• EXERCISE TASK
Give the count of lines that include the string "Price". Add nothing to it.

(Figure contents as structured data)
>> begin

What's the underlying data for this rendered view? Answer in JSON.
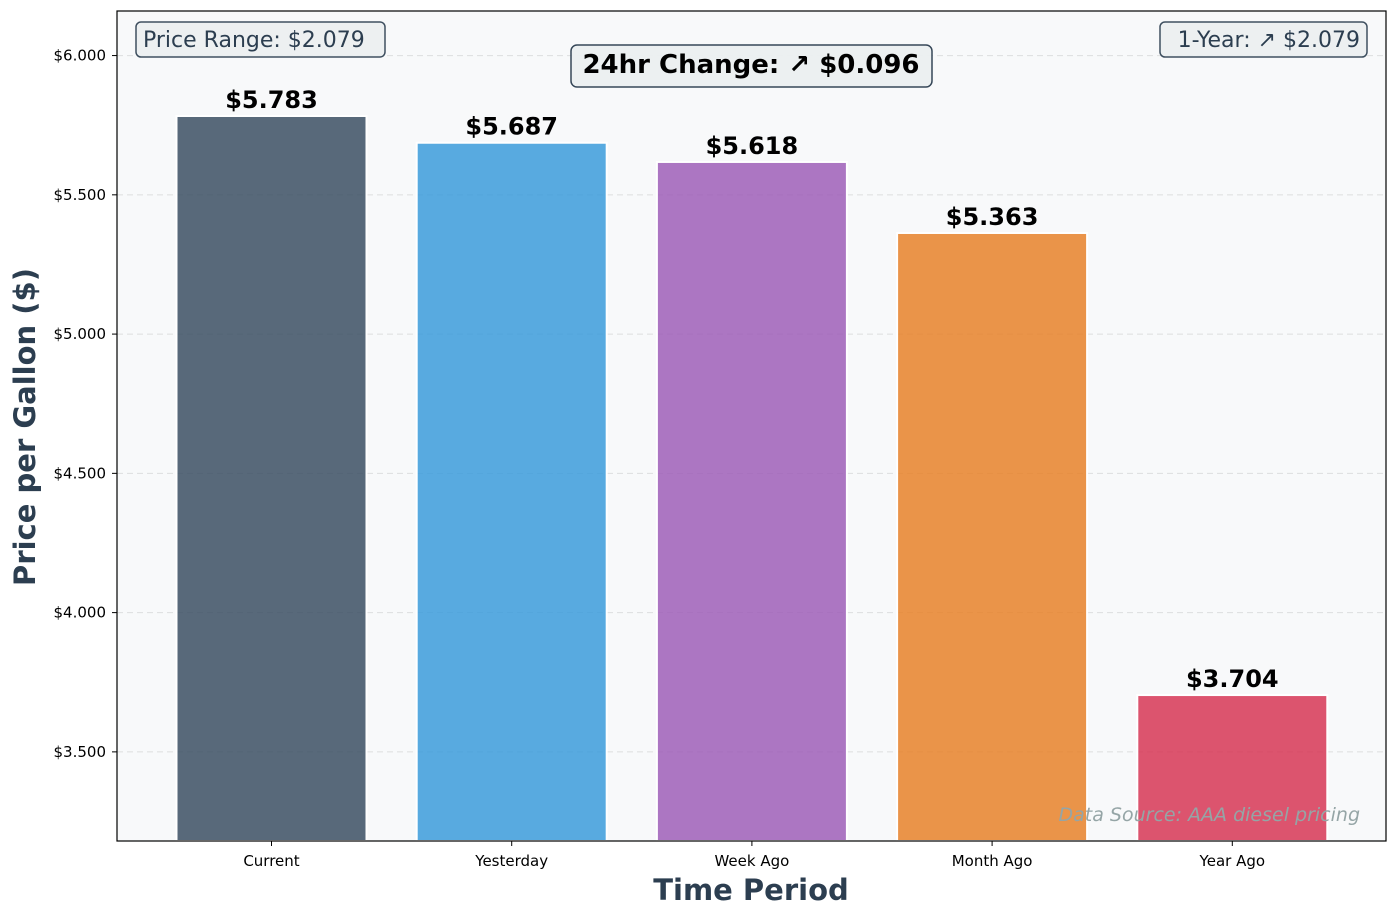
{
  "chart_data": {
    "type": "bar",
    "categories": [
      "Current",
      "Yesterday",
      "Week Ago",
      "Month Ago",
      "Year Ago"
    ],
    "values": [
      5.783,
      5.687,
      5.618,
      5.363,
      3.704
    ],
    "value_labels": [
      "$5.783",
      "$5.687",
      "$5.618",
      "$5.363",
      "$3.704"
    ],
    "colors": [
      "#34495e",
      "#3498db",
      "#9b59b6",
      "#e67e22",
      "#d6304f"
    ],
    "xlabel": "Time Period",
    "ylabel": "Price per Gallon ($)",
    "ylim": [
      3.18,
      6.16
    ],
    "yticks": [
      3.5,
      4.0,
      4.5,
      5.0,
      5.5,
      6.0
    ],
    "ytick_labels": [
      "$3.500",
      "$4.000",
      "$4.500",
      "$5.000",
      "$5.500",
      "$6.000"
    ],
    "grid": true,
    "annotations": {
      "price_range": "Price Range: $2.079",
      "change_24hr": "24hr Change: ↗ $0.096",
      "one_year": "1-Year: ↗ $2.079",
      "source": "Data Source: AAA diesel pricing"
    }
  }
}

>> end

• RESULT OF THIS EXERCISE
2